#### [TASK DETAILS]
Compute how many lines in the entries below contain "Haikư", and output nothing but the number.

#### [DATA]
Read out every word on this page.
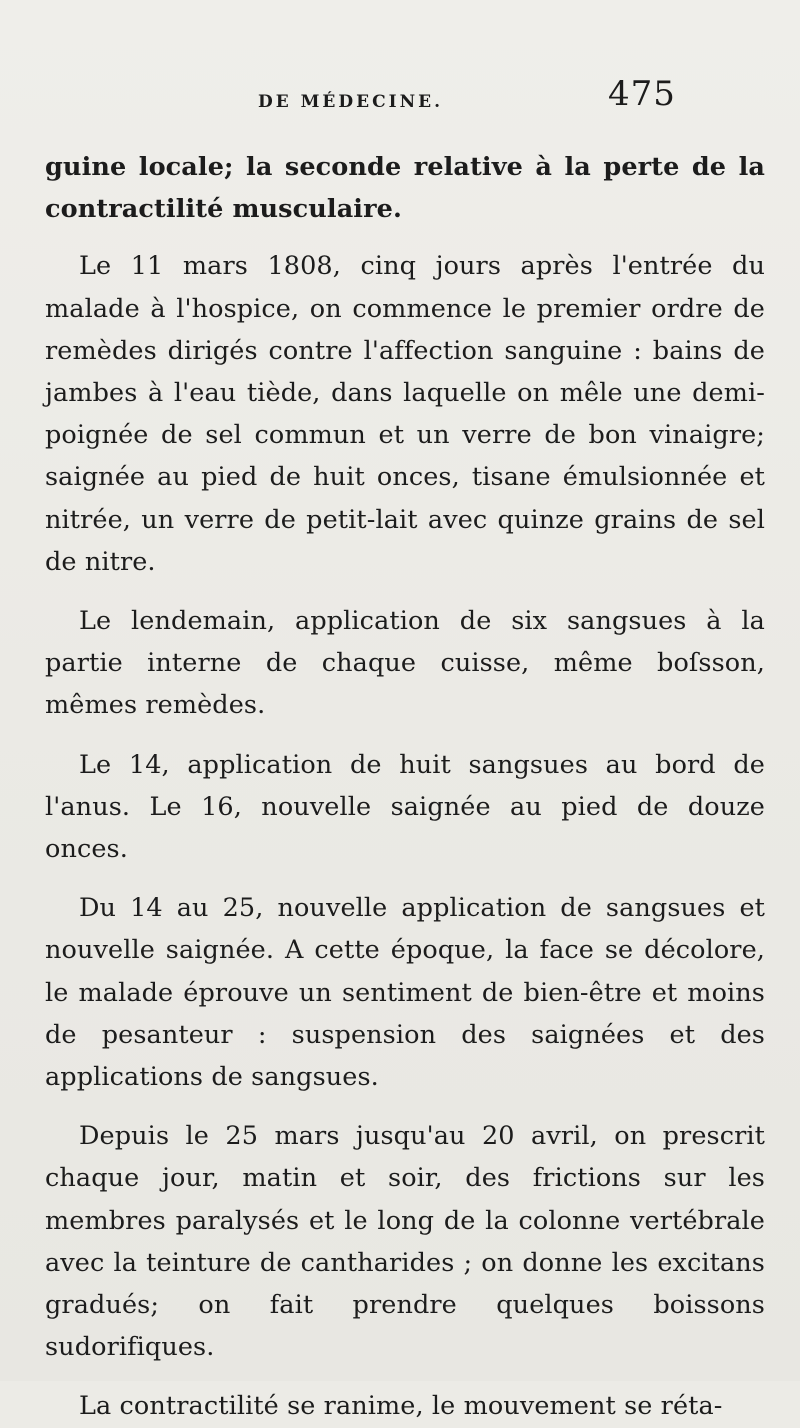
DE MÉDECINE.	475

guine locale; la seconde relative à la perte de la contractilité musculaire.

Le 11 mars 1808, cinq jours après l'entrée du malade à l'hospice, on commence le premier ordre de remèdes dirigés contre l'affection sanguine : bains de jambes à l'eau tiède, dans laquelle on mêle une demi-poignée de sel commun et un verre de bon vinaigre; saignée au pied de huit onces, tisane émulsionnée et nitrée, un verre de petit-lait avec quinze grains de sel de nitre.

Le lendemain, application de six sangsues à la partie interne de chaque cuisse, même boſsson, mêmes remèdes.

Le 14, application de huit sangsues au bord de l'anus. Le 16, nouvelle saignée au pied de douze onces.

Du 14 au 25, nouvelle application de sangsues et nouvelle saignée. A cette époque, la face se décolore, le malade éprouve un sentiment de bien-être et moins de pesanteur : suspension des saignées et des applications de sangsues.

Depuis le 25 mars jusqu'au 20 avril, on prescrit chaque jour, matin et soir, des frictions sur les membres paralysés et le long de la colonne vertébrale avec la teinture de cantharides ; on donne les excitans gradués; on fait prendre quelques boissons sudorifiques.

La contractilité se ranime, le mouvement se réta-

---

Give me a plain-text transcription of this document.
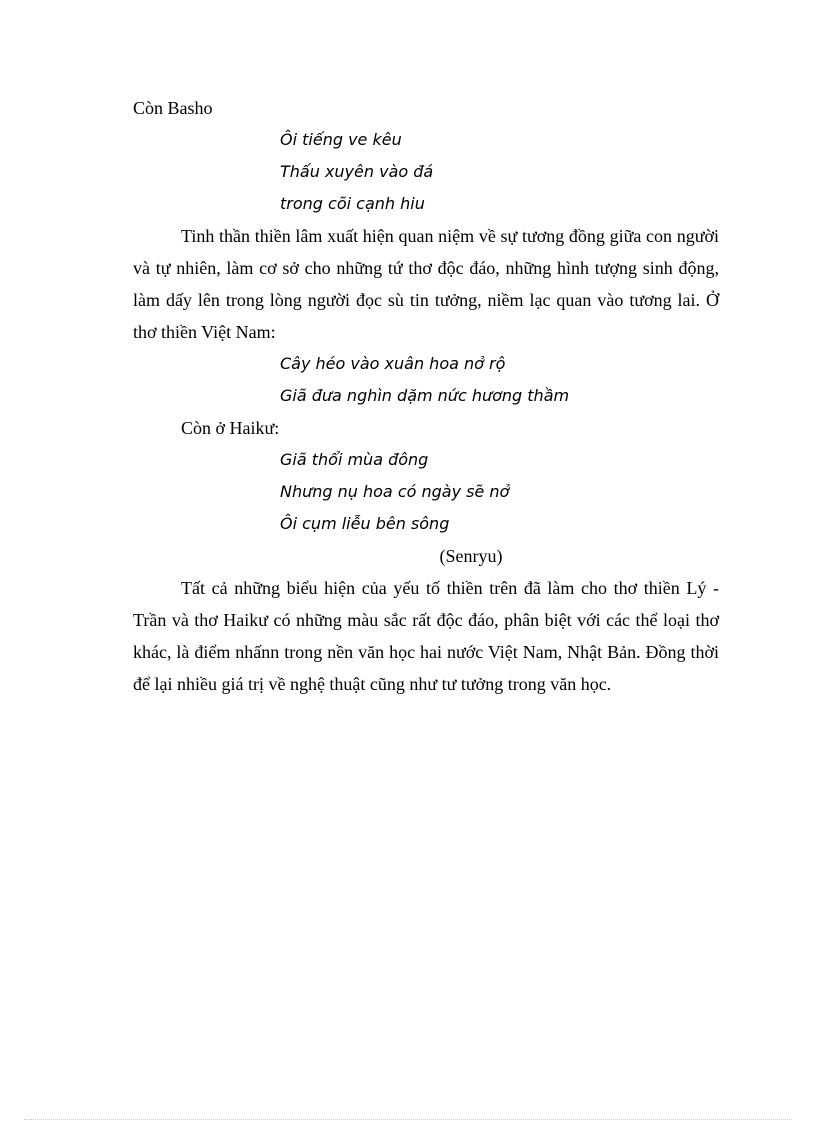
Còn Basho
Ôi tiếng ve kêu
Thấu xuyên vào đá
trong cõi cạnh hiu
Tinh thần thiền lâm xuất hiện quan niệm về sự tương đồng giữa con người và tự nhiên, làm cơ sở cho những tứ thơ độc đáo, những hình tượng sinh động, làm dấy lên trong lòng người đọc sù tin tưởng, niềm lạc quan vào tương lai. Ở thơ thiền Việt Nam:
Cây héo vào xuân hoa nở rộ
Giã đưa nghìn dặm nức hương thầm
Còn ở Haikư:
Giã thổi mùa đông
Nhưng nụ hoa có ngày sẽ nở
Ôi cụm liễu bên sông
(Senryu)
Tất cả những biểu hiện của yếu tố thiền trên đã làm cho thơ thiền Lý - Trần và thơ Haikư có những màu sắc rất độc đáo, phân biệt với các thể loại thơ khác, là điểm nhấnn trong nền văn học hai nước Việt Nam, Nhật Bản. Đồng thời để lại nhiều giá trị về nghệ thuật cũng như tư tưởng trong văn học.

#### [ANSWER]
2